-- begin Input rows --

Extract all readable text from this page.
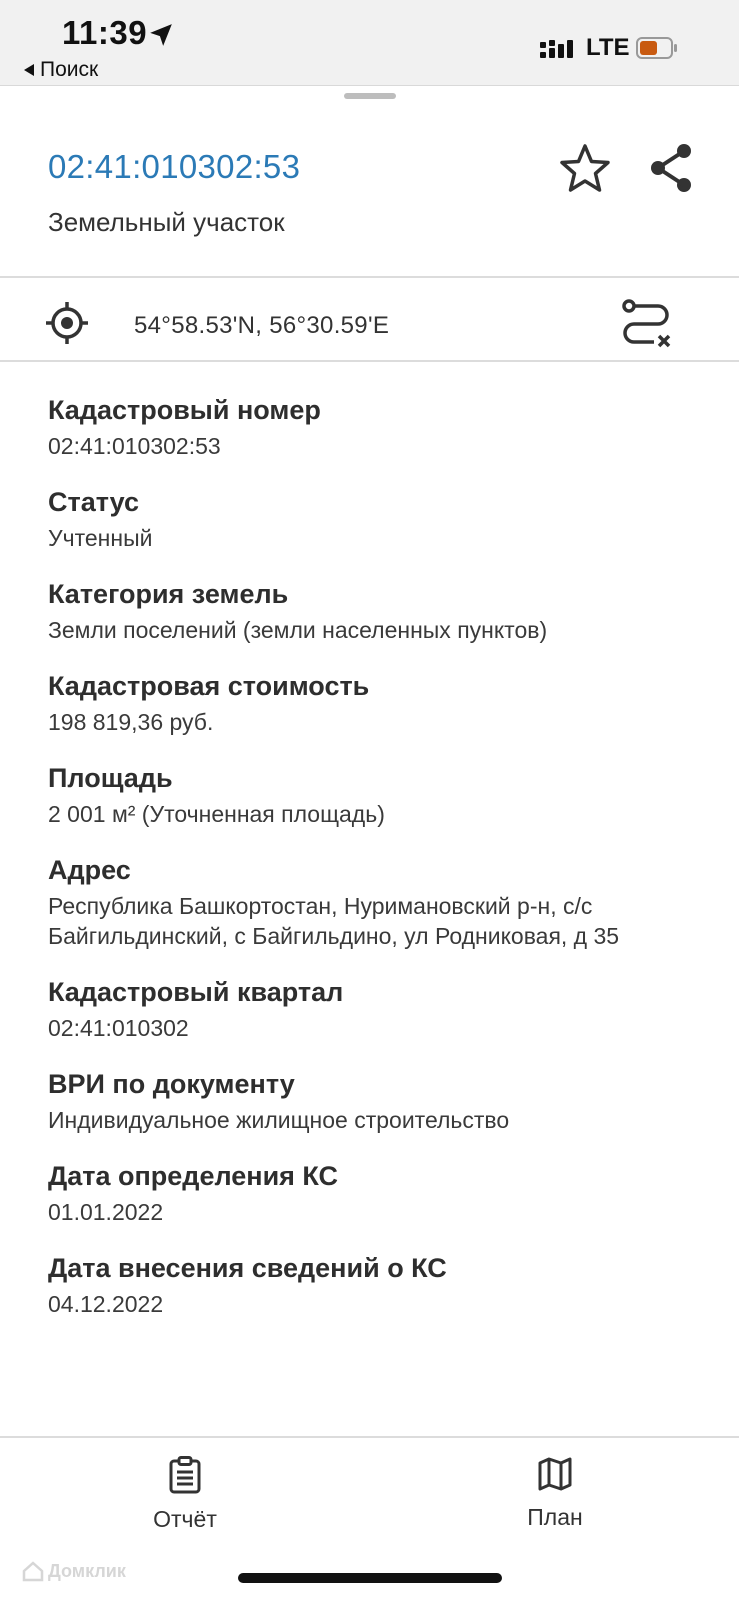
11:39
Поиск
LTE
02:41:010302:53
Земельный участок
54°58.53'N, 56°30.59'E
Кадастровый номер
02:41:010302:53
Статус
Учтенный
Категория земель
Земли поселений (земли населенных пунктов)
Кадастровая стоимость
198 819,36 руб.
Площадь
2 001 м² (Уточненная площадь)
Адрес
Республика Башкортостан, Нуримановский р-н, с/с Байгильдинский, с Байгильдино, ул Родниковая, д 35
Кадастровый квартал
02:41:010302
ВРИ по документу
Индивидуальное жилищное строительство
Дата определения КС
01.01.2022
Дата внесения сведений о КС
04.12.2022
Отчёт	План
Домклик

-- end Input rows --

Exercise goal = Repeat the material above in full and exactly, apart from the pictures.

The output =
Extract all readable text from this page.
11:39
Поиск
LTE
02:41:010302:53
Земельный участок
54°58.53'N, 56°30.59'E
Кадастровый номер
02:41:010302:53
Статус
Учтенный
Категория земель
Земли поселений (земли населенных пунктов)
Кадастровая стоимость
198 819,36 руб.
Площадь
2 001 м² (Уточненная площадь)
Адрес
Республика Башкортостан, Нуримановский р-н, с/с Байгильдинский, с Байгильдино, ул Родниковая, д 35
Кадастровый квартал
02:41:010302
ВРИ по документу
Индивидуальное жилищное строительство
Дата определения КС
01.01.2022
Дата внесения сведений о КС
04.12.2022
Отчёт	План
Домклик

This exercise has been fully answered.